### WHAT IS NEEDED
Leave out the pictures and copy every record exactly.

### Data entries
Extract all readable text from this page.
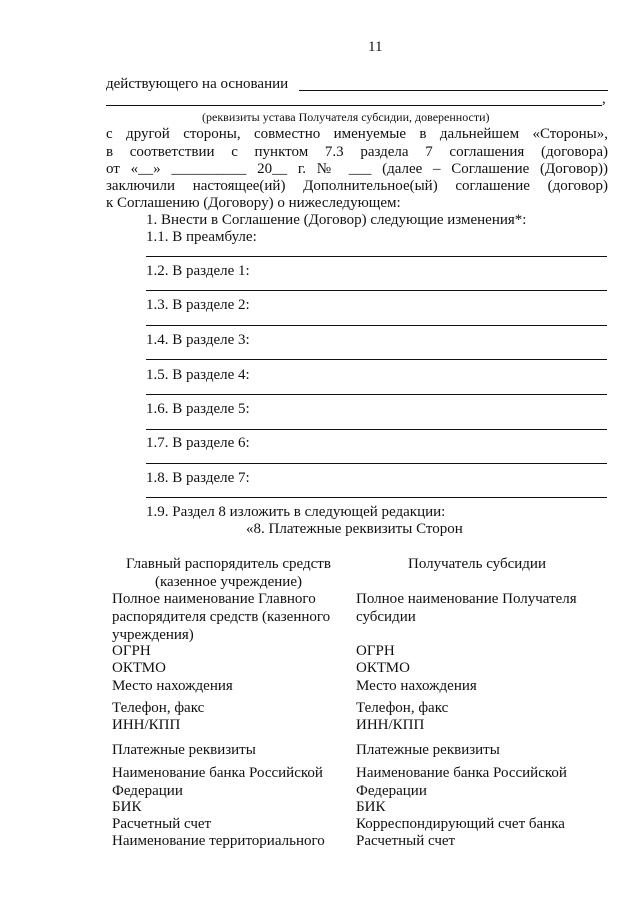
11
действующего на основании
,
(реквизиты устава Получателя субсидии, доверенности)
с другой стороны, совместно именуемые в дальнейшем «Стороны»,
в соответствии с пунктом 7.3 раздела 7 соглашения (договора)
от «__» __________ 20__ г. № ___ (далее – Соглашение (Договор))
заключили настоящее(ий) Дополнительное(ый) соглашение (договор)
к Соглашению (Договору) о нижеследующем:
1. Внести в Соглашение (Договор) следующие изменения*:
1.1. В преамбуле:
1.2. В разделе 1:
1.3. В разделе 2:
1.4. В разделе 3:
1.5. В разделе 4:
1.6. В разделе 5:
1.7. В разделе 6:
1.8. В разделе 7:
1.9. Раздел 8 изложить в следующей редакции:
«8. Платежные реквизиты Сторон
Главный распорядитель средств (казенное учреждение)
Полное наименование Главного распорядителя средств (казенного учреждения)
ОГРН
ОКТМО
Место нахождения
Телефон, факс
ИНН/КПП
Платежные реквизиты
Наименование банка Российской Федерации
БИК
Расчетный счет
Наименование территориального
Получатель субсидии
Полное наименование Получателя субсидии
ОГРН
ОКТМО
Место нахождения
Телефон, факс
ИНН/КПП
Платежные реквизиты
Наименование банка Российской Федерации
БИК
Корреспондирующий счет банка
Расчетный счет
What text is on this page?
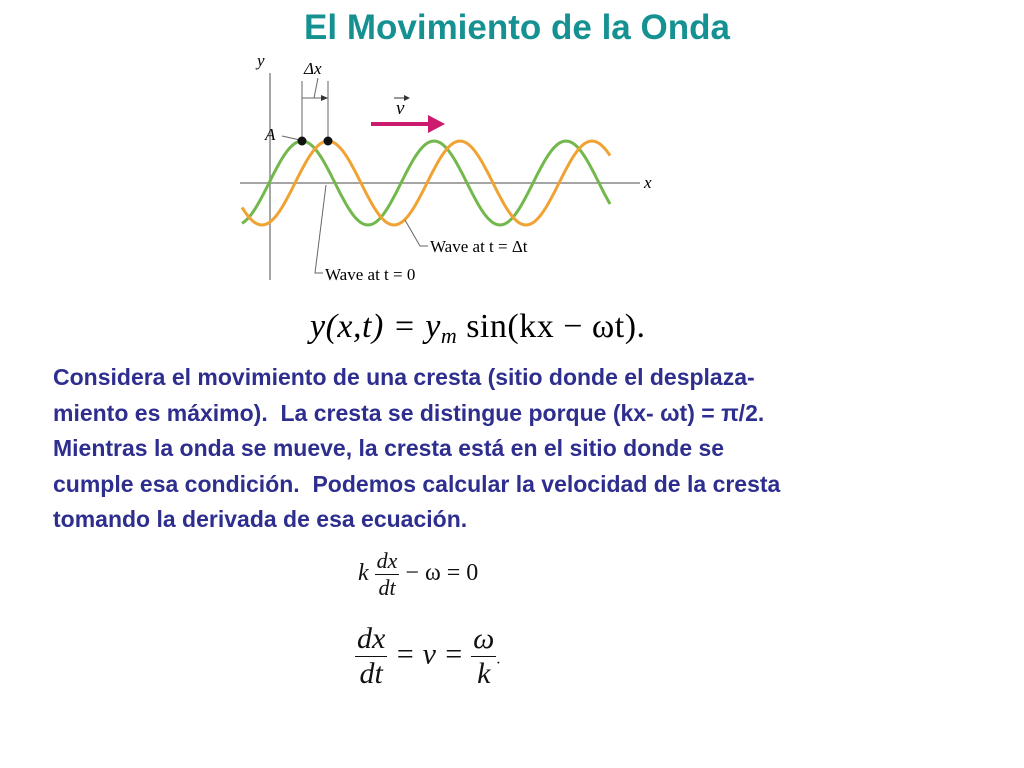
El Movimiento de la Onda
y
x
Δx
A
v
Wave at t = Δt
Wave at t = 0
$y(x,t) = y_m$ sin(kx − ωt).

Considera el movimiento de una cresta (sitio donde el desplaza-
miento es máximo).  La cresta se distingue porque (kx- ωt) = π/2.
Mientras la onda se mueve, la cresta está en el sitio donde se
cumple esa condición.  Podemos calcular la velocidad de la cresta
tomando la derivada de esa ecuación.

k $\frac{dx}{dt} - \omega = 0$
$\frac{dx}{dt} = v = \frac{\omega}{k}$ .
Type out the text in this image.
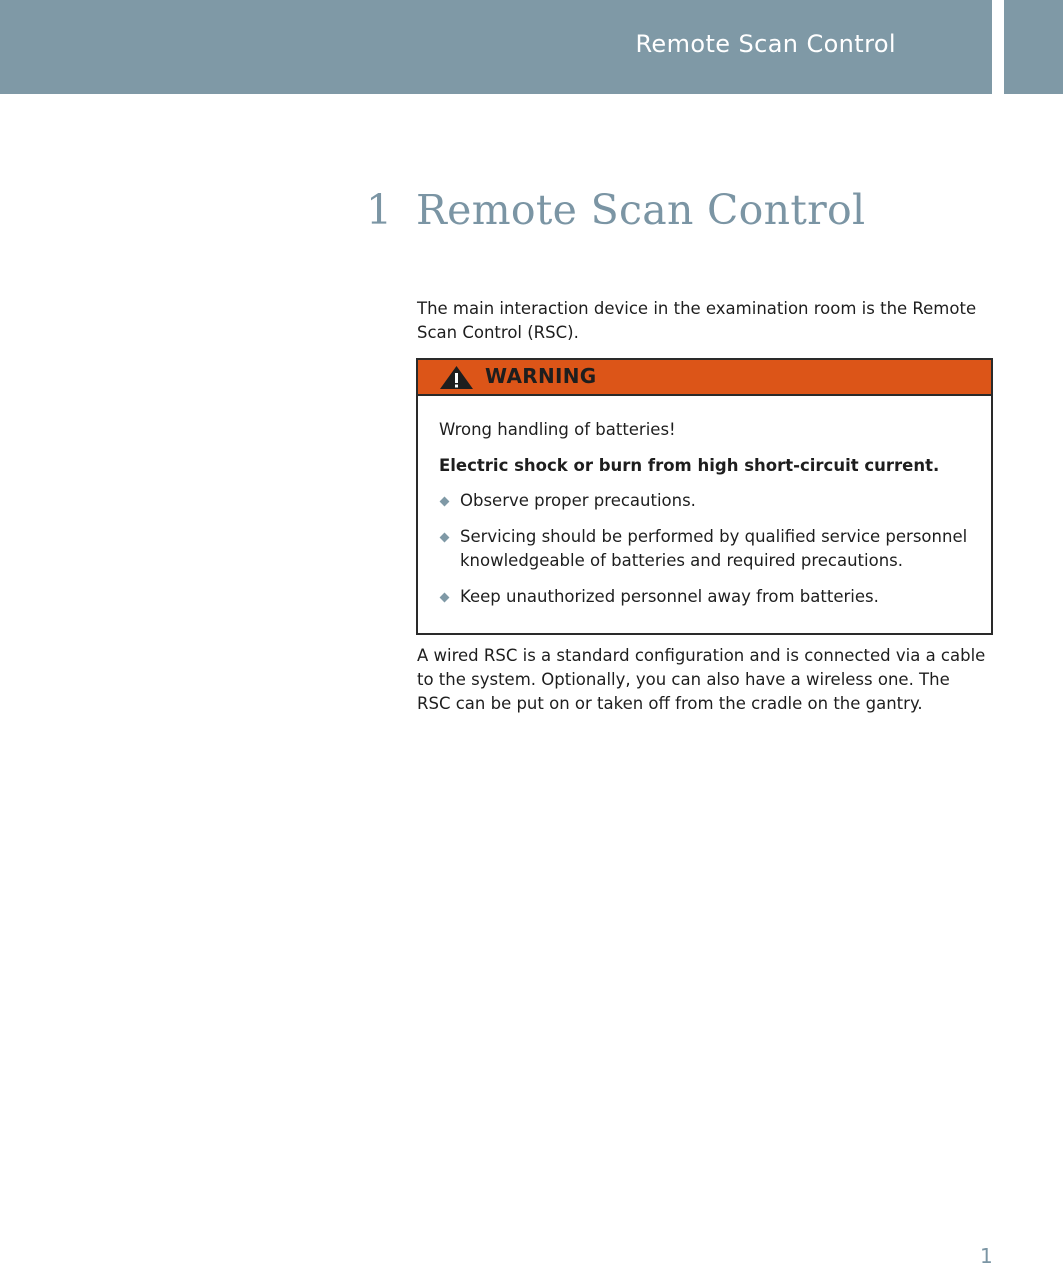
Remote Scan Control
1 Remote Scan Control

The main interaction device in the examination room is the Remote Scan Control (RSC).

WARNING

Wrong handling of batteries!

Electric shock or burn from high short-circuit current.

Observe proper precautions.
Servicing should be performed by qualified service personnel knowledgeable of batteries and required precautions.
Keep unauthorized personnel away from batteries.

A wired RSC is a standard configuration and is connected via a cable to the system. Optionally, you can also have a wireless one. The RSC can be put on or taken off from the cradle on the gantry.

1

### RESPONSE
Extract all readable text from this page.
11
действующего на основании
,
(реквизиты устава Получателя субсидии, доверенности)
с другой стороны, совместно именуемые в дальнейшем «Стороны»,
в соответствии с пунктом 7.3 раздела 7 соглашения (договора)
от «__» __________ 20__ г. № ___ (далее – Соглашение (Договор))
заключили настоящее(ий) Дополнительное(ый) соглашение (договор)
к Соглашению (Договору) о нижеследующем:
1. Внести в Соглашение (Договор) следующие изменения*:
1.1. В преамбуле:
1.2. В разделе 1:
1.3. В разделе 2:
1.4. В разделе 3:
1.5. В разделе 4:
1.6. В разделе 5:
1.7. В разделе 6:
1.8. В разделе 7:
1.9. Раздел 8 изложить в следующей редакции:
«8. Платежные реквизиты Сторон
Главный распорядитель средств (казенное учреждение)
Полное наименование Главного распорядителя средств (казенного учреждения)
ОГРН
ОКТМО
Место нахождения
Телефон, факс
ИНН/КПП
Платежные реквизиты
Наименование банка Российской Федерации
БИК
Расчетный счет
Наименование территориального
Получатель субсидии
Полное наименование Получателя субсидии
ОГРН
ОКТМО
Место нахождения
Телефон, факс
ИНН/КПП
Платежные реквизиты
Наименование банка Российской Федерации
БИК
Корреспондирующий счет банка
Расчетный счет
What text is on this page?
El Movimiento de la Onda
y
x
Δx
A
v
Wave at t = Δt
Wave at t = 0
$y(x,t) = y_m$ sin(kx − ωt).

Considera el movimiento de una cresta (sitio donde el desplaza-
miento es máximo).  La cresta se distingue porque (kx- ωt) = π/2.
Mientras la onda se mueve, la cresta está en el sitio donde se
cumple esa condición.  Podemos calcular la velocidad de la cresta
tomando la derivada de esa ecuación.

k $\frac{dx}{dt} - \omega = 0$
$\frac{dx}{dt} = v = \frac{\omega}{k}$ .
Type out the text in this image.
Remote Scan Control
1 Remote Scan Control

The main interaction device in the examination room is the Remote Scan Control (RSC).

WARNING

Wrong handling of batteries!

Electric shock or burn from high short-circuit current.

Observe proper precautions.
Servicing should be performed by qualified service personnel knowledgeable of batteries and required precautions.
Keep unauthorized personnel away from batteries.

A wired RSC is a standard configuration and is connected via a cable to the system. Optionally, you can also have a wireless one. The RSC can be put on or taken off from the cradle on the gantry.

1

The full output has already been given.